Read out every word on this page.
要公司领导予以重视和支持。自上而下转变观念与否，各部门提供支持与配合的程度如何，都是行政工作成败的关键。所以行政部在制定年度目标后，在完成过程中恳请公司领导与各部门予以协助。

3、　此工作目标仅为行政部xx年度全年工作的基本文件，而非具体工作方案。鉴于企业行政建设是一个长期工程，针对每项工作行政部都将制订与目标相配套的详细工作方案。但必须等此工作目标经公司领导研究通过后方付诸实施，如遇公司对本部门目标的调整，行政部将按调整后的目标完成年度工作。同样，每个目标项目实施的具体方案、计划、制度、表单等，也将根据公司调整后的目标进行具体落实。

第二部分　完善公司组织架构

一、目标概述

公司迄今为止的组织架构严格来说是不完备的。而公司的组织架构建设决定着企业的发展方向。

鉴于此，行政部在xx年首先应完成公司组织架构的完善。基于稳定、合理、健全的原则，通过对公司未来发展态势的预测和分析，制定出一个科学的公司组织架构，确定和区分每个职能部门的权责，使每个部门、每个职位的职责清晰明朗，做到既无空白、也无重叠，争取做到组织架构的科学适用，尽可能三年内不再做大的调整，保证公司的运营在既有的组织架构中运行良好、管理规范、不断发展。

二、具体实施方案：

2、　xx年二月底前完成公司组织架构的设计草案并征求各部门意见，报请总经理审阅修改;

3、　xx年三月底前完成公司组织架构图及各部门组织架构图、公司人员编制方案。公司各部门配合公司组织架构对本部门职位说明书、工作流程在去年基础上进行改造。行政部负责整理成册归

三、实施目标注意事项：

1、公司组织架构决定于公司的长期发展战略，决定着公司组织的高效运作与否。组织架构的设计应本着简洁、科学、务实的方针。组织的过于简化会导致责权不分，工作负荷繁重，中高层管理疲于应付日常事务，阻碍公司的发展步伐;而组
::::::
Repeat all of the records above exactly as written.

Exercise response:
Read out every word on this page.
要公司领导予以重视和支持。自上而下转变观念与否，各部门提供支持与配合的程度如何，都是行政工作成败的关键。所以行政部在制定年度目标后，在完成过程中恳请公司领导与各部门予以协助。

3、　此工作目标仅为行政部xx年度全年工作的基本文件，而非具体工作方案。鉴于企业行政建设是一个长期工程，针对每项工作行政部都将制订与目标相配套的详细工作方案。但必须等此工作目标经公司领导研究通过后方付诸实施，如遇公司对本部门目标的调整，行政部将按调整后的目标完成年度工作。同样，每个目标项目实施的具体方案、计划、制度、表单等，也将根据公司调整后的目标进行具体落实。

第二部分　完善公司组织架构

一、目标概述

公司迄今为止的组织架构严格来说是不完备的。而公司的组织架构建设决定着企业的发展方向。

鉴于此，行政部在xx年首先应完成公司组织架构的完善。基于稳定、合理、健全的原则，通过对公司未来发展态势的预测和分析，制定出一个科学的公司组织架构，确定和区分每个职能部门的权责，使每个部门、每个职位的职责清晰明朗，做到既无空白、也无重叠，争取做到组织架构的科学适用，尽可能三年内不再做大的调整，保证公司的运营在既有的组织架构中运行良好、管理规范、不断发展。

二、具体实施方案：

2、　xx年二月底前完成公司组织架构的设计草案并征求各部门意见，报请总经理审阅修改;

3、　xx年三月底前完成公司组织架构图及各部门组织架构图、公司人员编制方案。公司各部门配合公司组织架构对本部门职位说明书、工作流程在去年基础上进行改造。行政部负责整理成册归

三、实施目标注意事项：

1、公司组织架构决定于公司的长期发展战略，决定着公司组织的高效运作与否。组织架构的设计应本着简洁、科学、务实的方针。组织的过于简化会导致责权不分，工作负荷繁重，中高层管理疲于应付日常事务，阻碍公司的发展步伐;而组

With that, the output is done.